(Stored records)

***

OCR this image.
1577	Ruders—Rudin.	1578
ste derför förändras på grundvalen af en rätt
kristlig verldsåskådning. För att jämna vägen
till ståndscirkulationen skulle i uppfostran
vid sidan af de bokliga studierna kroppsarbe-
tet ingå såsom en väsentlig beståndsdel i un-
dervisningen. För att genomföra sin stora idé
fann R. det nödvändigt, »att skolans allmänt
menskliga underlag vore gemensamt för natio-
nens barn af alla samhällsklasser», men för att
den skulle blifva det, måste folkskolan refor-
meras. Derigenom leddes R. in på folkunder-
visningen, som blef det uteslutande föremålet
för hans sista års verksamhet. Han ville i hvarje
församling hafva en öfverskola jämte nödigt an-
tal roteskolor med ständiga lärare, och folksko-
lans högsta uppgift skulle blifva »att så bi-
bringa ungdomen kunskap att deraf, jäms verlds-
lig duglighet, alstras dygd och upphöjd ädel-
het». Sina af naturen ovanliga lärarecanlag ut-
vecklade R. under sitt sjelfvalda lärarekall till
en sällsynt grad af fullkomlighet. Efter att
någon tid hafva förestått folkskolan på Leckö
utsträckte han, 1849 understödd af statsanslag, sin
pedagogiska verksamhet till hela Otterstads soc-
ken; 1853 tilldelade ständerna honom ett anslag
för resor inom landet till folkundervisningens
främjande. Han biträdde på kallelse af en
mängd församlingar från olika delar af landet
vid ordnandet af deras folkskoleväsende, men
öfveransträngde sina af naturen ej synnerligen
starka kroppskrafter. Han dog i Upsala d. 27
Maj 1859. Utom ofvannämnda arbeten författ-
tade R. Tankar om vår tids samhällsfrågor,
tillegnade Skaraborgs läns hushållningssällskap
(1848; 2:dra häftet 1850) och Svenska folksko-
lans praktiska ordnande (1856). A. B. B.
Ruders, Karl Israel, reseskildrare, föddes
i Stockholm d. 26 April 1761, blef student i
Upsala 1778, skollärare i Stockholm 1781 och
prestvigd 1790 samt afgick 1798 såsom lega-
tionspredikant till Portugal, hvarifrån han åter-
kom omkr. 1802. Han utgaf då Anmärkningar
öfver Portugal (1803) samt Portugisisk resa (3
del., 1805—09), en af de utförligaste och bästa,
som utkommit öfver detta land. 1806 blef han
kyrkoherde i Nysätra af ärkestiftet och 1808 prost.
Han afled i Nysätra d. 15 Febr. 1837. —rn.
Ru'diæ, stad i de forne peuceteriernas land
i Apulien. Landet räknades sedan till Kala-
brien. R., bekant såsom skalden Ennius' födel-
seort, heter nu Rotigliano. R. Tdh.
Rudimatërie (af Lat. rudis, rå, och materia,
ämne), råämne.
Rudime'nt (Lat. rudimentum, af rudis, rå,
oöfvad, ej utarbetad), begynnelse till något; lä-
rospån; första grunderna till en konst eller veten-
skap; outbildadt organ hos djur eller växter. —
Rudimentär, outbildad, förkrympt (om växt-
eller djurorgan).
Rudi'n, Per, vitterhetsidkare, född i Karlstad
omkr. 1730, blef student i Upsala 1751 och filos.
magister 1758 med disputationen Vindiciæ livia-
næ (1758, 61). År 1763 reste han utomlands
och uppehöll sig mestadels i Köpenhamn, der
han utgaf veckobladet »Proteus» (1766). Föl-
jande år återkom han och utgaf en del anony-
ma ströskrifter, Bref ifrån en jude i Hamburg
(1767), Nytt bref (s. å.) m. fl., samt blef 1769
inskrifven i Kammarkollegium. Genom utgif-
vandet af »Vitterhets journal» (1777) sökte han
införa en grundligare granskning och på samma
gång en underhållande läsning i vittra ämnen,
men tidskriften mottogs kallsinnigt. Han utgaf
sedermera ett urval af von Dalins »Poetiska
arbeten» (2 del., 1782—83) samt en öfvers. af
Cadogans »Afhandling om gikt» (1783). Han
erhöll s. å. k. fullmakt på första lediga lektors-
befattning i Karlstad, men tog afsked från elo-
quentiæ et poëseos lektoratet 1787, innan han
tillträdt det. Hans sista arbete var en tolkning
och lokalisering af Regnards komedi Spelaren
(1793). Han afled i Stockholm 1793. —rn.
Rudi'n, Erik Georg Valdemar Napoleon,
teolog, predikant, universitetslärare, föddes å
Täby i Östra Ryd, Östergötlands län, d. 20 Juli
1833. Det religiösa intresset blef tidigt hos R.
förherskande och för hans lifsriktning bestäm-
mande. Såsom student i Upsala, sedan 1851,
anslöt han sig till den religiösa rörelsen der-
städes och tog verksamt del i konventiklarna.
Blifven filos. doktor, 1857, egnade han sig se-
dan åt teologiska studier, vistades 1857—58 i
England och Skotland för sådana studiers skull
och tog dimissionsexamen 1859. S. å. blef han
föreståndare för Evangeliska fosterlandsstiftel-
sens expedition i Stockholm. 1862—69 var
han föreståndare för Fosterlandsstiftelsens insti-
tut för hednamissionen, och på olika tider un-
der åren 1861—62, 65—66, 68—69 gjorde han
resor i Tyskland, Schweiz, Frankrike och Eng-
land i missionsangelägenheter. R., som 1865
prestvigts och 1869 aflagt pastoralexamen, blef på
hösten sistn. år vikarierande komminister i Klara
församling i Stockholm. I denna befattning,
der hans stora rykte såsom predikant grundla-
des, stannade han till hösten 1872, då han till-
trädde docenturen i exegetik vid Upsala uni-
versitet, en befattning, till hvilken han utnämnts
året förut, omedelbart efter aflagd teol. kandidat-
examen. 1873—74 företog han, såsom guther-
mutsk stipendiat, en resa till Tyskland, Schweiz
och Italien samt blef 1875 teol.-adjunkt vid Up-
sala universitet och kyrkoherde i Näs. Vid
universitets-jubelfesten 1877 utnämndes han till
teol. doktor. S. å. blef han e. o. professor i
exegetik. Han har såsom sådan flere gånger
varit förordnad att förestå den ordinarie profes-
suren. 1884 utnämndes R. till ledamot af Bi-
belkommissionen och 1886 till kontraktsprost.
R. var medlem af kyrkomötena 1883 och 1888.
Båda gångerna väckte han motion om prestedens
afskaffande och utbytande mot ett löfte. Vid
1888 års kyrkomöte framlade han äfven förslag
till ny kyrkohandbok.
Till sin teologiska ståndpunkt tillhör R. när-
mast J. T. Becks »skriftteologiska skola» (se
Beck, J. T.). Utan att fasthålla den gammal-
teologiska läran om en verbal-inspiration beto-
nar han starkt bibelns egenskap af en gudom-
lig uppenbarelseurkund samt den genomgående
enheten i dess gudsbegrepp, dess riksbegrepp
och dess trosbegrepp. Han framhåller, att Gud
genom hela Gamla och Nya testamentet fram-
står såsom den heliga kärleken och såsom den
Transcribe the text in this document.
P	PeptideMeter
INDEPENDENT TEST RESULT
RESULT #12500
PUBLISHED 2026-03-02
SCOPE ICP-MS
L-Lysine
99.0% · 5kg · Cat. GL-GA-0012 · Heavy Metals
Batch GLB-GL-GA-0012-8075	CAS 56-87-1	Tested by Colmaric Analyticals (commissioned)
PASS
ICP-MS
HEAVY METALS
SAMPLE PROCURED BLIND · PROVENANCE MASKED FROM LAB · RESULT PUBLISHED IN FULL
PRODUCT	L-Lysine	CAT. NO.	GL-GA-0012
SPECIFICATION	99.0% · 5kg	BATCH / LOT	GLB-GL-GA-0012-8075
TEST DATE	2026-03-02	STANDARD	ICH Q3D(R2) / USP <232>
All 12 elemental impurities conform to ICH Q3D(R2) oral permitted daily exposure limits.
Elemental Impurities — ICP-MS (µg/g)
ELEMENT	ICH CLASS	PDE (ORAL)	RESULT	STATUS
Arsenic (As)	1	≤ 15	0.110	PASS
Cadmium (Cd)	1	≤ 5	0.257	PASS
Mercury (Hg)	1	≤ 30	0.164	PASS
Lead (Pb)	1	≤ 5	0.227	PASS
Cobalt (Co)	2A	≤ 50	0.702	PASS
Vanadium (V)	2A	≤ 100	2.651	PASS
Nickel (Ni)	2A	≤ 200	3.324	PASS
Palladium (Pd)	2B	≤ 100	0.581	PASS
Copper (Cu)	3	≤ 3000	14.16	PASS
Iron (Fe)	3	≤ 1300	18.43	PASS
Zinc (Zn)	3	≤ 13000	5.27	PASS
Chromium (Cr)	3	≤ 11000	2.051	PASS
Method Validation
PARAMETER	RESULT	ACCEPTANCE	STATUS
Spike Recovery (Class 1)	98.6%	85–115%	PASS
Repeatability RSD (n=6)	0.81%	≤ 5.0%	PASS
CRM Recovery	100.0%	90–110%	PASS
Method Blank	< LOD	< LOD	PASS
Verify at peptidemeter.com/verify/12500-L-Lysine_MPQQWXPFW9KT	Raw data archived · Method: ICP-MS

***

- _Task details_: Search the records for the string "Karlstad" and return every line in which it occurs.

- _Answer to this exercise_:
Rudi'n, Per, vitterhetsidkare, född i Karlstad
befattning i Karlstad, men tog afsked från elo-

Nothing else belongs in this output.